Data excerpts

________________________________________

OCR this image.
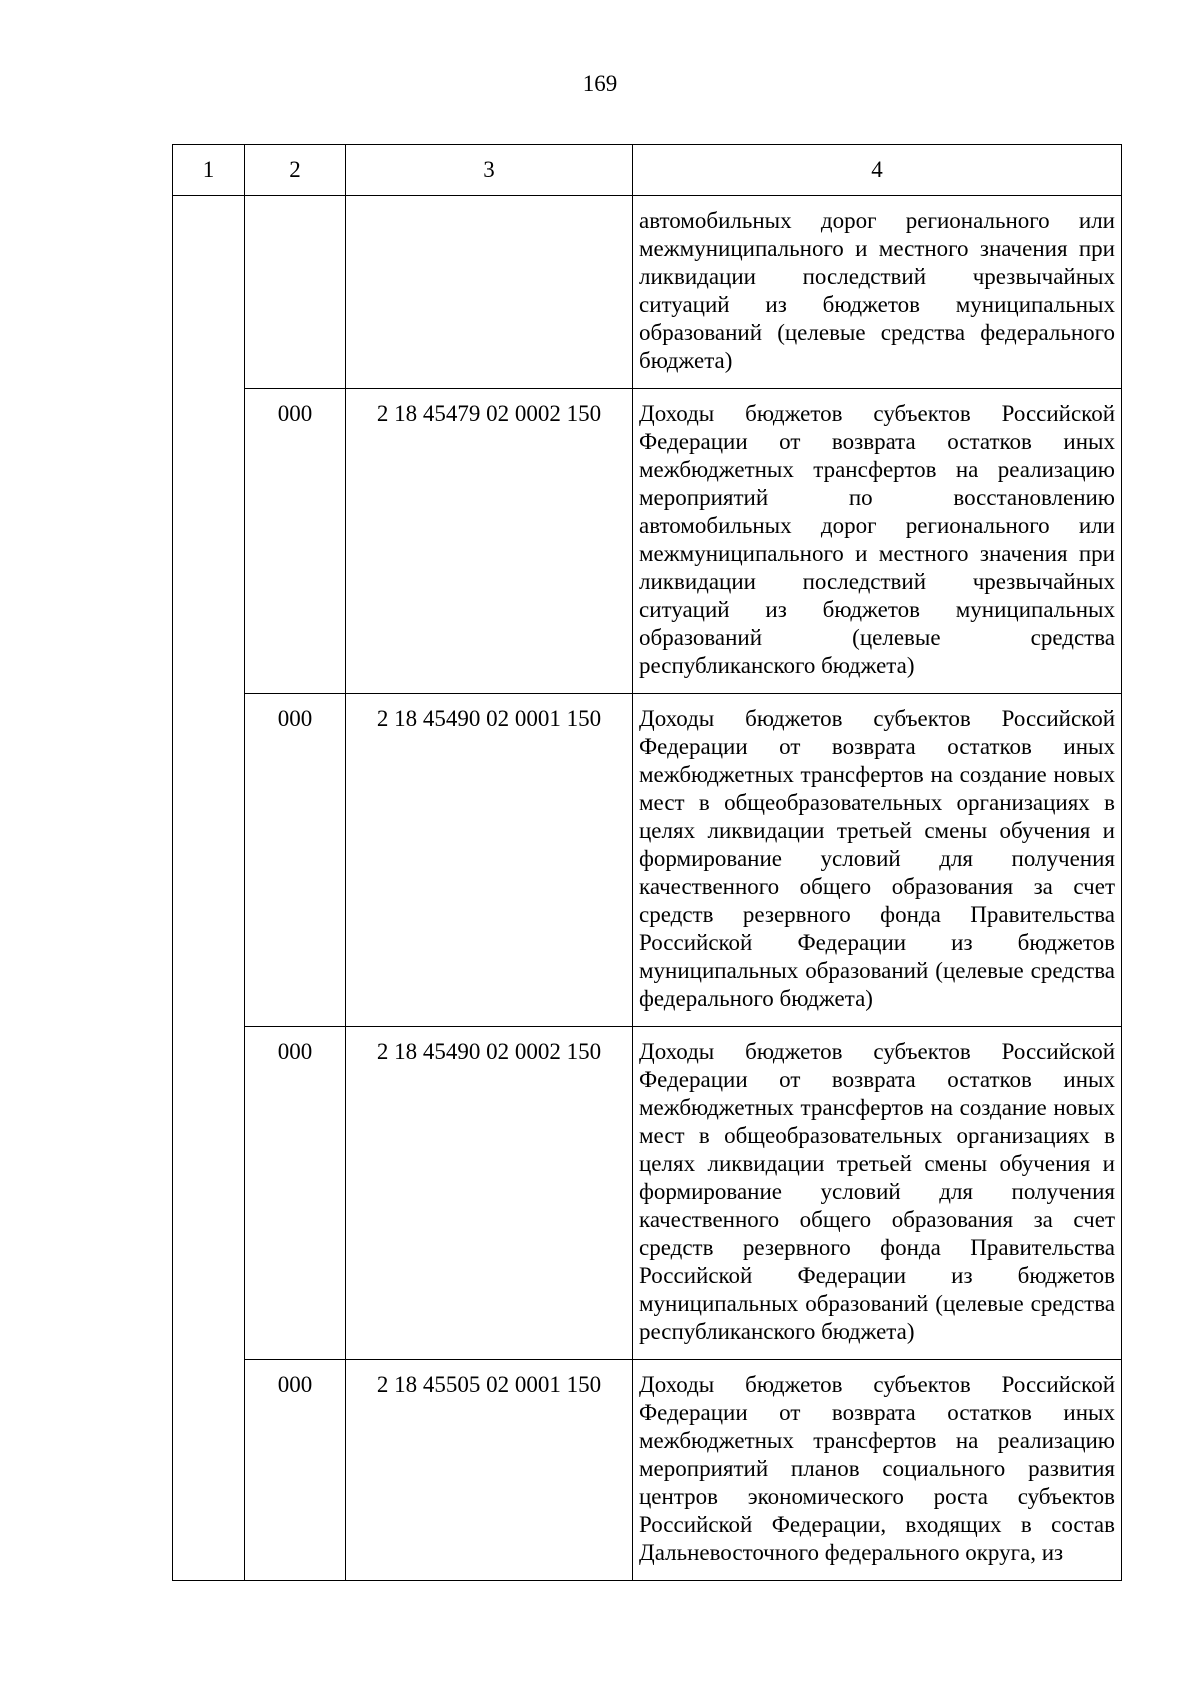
169
1	2	3	4

			автомобильных дорог регионального или межмуниципального и местного значения при ликвидации последствий чрезвычайных ситуаций из бюджетов муниципальных образований (целевые средства федерального бюджета)

	000	2 18 45479 02 0002 150	Доходы бюджетов субъектов Российской Федерации от возврата остатков иных межбюджетных трансфертов на реализацию мероприятий по восстановлению автомобильных дорог регионального или межмуниципального и местного значения при ликвидации последствий чрезвычайных ситуаций из бюджетов муниципальных образований (целевые средства республиканского бюджета)

	000	2 18 45490 02 0001 150	Доходы бюджетов субъектов Российской Федерации от возврата остатков иных межбюджетных трансфертов на создание новых мест в общеобразовательных организациях в целях ликвидации третьей смены обучения и формирование условий для получения качественного общего образования за счет средств резервного фонда Правительства Российской Федерации из бюджетов муниципальных образований (целевые средства федерального бюджета)

	000	2 18 45490 02 0002 150	Доходы бюджетов субъектов Российской Федерации от возврата остатков иных межбюджетных трансфертов на создание новых мест в общеобразовательных организациях в целях ликвидации третьей смены обучения и формирование условий для получения качественного общего образования за счет средств резервного фонда Правительства Российской Федерации из бюджетов муниципальных образований (целевые средства республиканского бюджета)

	000	2 18 45505 02 0001 150	Доходы бюджетов субъектов Российской Федерации от возврата остатков иных межбюджетных трансфертов на реализацию мероприятий планов социального развития центров экономического роста субъектов Российской Федерации, входящих в состав Дальневосточного федерального округа, из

________________________________________

AIM: Select from the material above each line in which the string "формирование" appears, and list those lines.

WRITTEN SOLUTION:
	000	2 18 45490 02 0001 150	Доходы бюджетов субъектов Российской Федерации от возврата остатков иных межбюджетных трансфертов на создание новых мест в общеобразовательных организациях в целях ликвидации третьей смены обучения и формирование условий для получения качественного общего образования за счет средств резервного фонда Правительства Российской Федерации из бюджетов муниципальных образований (целевые средства федерального бюджета)
	000	2 18 45490 02 0002 150	Доходы бюджетов субъектов Российской Федерации от возврата остатков иных межбюджетных трансфертов на создание новых мест в общеобразовательных организациях в целях ликвидации третьей смены обучения и формирование условий для получения качественного общего образования за счет средств резервного фонда Правительства Российской Федерации из бюджетов муниципальных образований (целевые средства республиканского бюджета)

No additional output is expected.